What the task requires:
Write out the entries below once more, exactly, with the pictures left out.

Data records

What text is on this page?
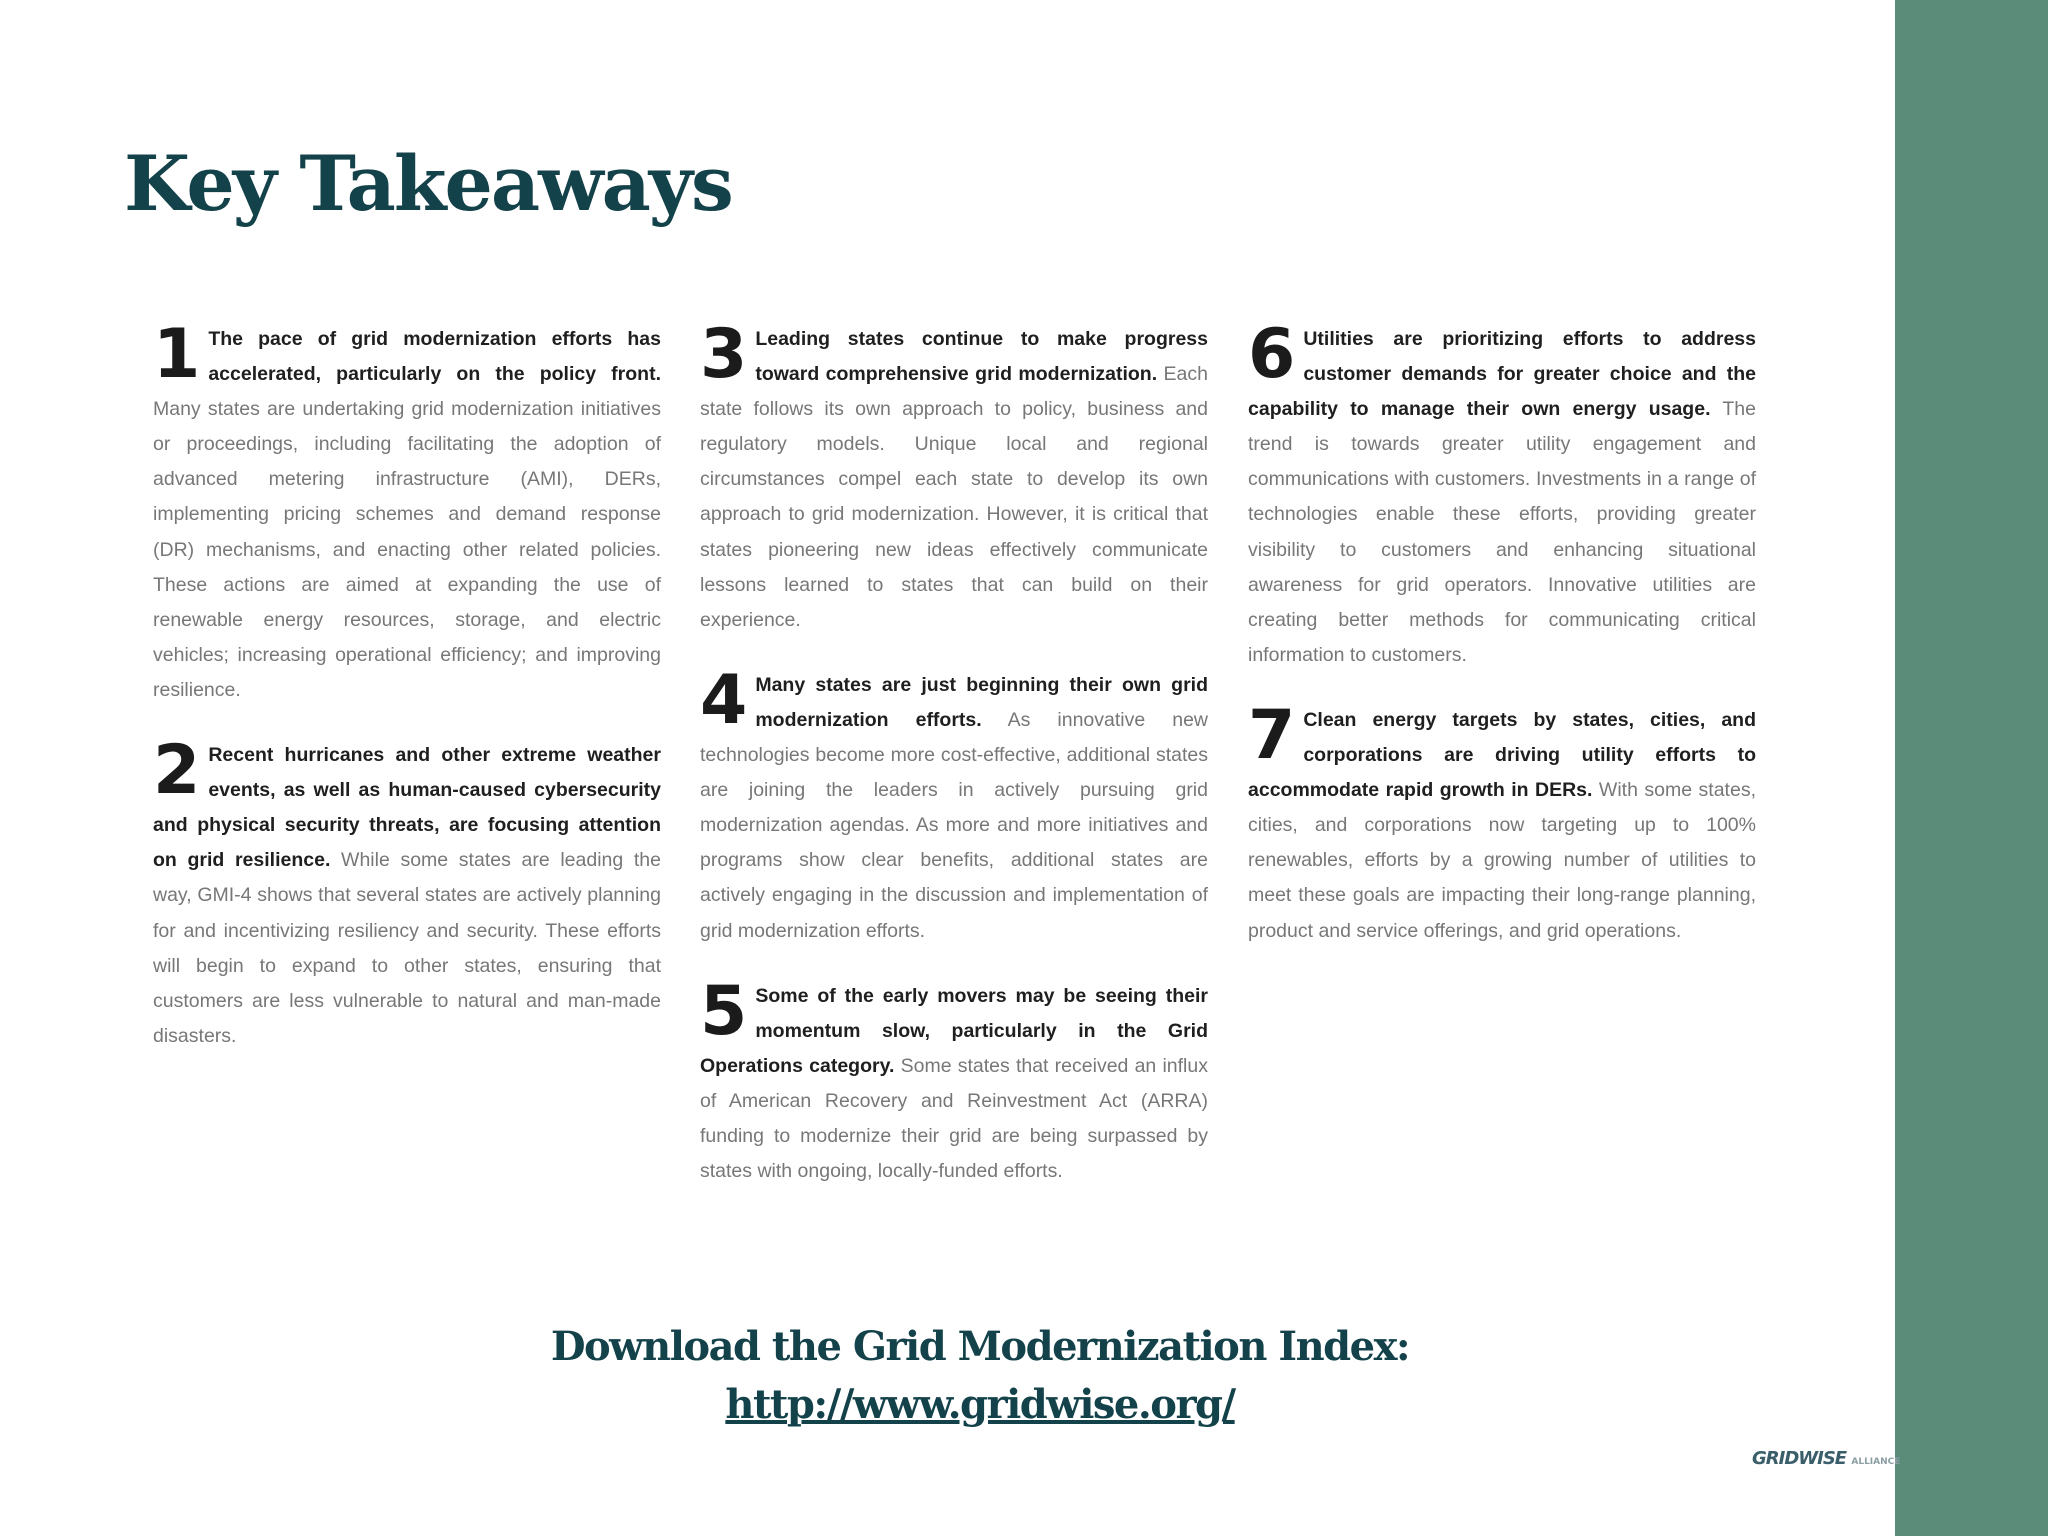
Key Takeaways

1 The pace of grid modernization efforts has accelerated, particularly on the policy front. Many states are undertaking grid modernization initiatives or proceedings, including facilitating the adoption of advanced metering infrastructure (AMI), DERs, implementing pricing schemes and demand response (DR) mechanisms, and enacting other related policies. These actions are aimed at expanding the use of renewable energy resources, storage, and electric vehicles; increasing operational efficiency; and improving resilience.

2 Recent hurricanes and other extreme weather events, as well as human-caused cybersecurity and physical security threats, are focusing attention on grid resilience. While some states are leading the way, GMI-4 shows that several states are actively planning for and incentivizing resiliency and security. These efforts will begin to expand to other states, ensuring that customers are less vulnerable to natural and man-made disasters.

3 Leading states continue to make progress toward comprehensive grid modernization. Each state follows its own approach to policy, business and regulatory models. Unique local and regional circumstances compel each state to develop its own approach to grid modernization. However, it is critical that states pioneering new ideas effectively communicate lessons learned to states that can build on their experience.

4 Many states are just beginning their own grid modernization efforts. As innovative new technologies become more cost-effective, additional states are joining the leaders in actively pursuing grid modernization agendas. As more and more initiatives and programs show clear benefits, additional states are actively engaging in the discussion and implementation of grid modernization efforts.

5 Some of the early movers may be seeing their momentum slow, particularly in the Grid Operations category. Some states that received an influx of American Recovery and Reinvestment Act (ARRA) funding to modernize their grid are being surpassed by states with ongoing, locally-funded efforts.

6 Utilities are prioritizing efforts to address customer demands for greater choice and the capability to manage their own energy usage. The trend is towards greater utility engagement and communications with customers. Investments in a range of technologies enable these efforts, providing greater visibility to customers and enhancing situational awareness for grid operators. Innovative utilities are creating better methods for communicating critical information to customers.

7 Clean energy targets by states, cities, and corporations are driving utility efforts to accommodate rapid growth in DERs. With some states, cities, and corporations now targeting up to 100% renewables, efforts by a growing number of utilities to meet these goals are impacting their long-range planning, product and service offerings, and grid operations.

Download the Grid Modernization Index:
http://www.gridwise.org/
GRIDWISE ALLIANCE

Complete answer:
What text is on this page?
Key Takeaways

1 The pace of grid modernization efforts has accelerated, particularly on the policy front. Many states are undertaking grid modernization initiatives or proceedings, including facilitating the adoption of advanced metering infrastructure (AMI), DERs, implementing pricing schemes and demand response (DR) mechanisms, and enacting other related policies. These actions are aimed at expanding the use of renewable energy resources, storage, and electric vehicles; increasing operational efficiency; and improving resilience.

2 Recent hurricanes and other extreme weather events, as well as human-caused cybersecurity and physical security threats, are focusing attention on grid resilience. While some states are leading the way, GMI-4 shows that several states are actively planning for and incentivizing resiliency and security. These efforts will begin to expand to other states, ensuring that customers are less vulnerable to natural and man-made disasters.

3 Leading states continue to make progress toward comprehensive grid modernization. Each state follows its own approach to policy, business and regulatory models. Unique local and regional circumstances compel each state to develop its own approach to grid modernization. However, it is critical that states pioneering new ideas effectively communicate lessons learned to states that can build on their experience.

4 Many states are just beginning their own grid modernization efforts. As innovative new technologies become more cost-effective, additional states are joining the leaders in actively pursuing grid modernization agendas. As more and more initiatives and programs show clear benefits, additional states are actively engaging in the discussion and implementation of grid modernization efforts.

5 Some of the early movers may be seeing their momentum slow, particularly in the Grid Operations category. Some states that received an influx of American Recovery and Reinvestment Act (ARRA) funding to modernize their grid are being surpassed by states with ongoing, locally-funded efforts.

6 Utilities are prioritizing efforts to address customer demands for greater choice and the capability to manage their own energy usage. The trend is towards greater utility engagement and communications with customers. Investments in a range of technologies enable these efforts, providing greater visibility to customers and enhancing situational awareness for grid operators. Innovative utilities are creating better methods for communicating critical information to customers.

7 Clean energy targets by states, cities, and corporations are driving utility efforts to accommodate rapid growth in DERs. With some states, cities, and corporations now targeting up to 100% renewables, efforts by a growing number of utilities to meet these goals are impacting their long-range planning, product and service offerings, and grid operations.

Download the Grid Modernization Index:
http://www.gridwise.org/
GRIDWISE ALLIANCE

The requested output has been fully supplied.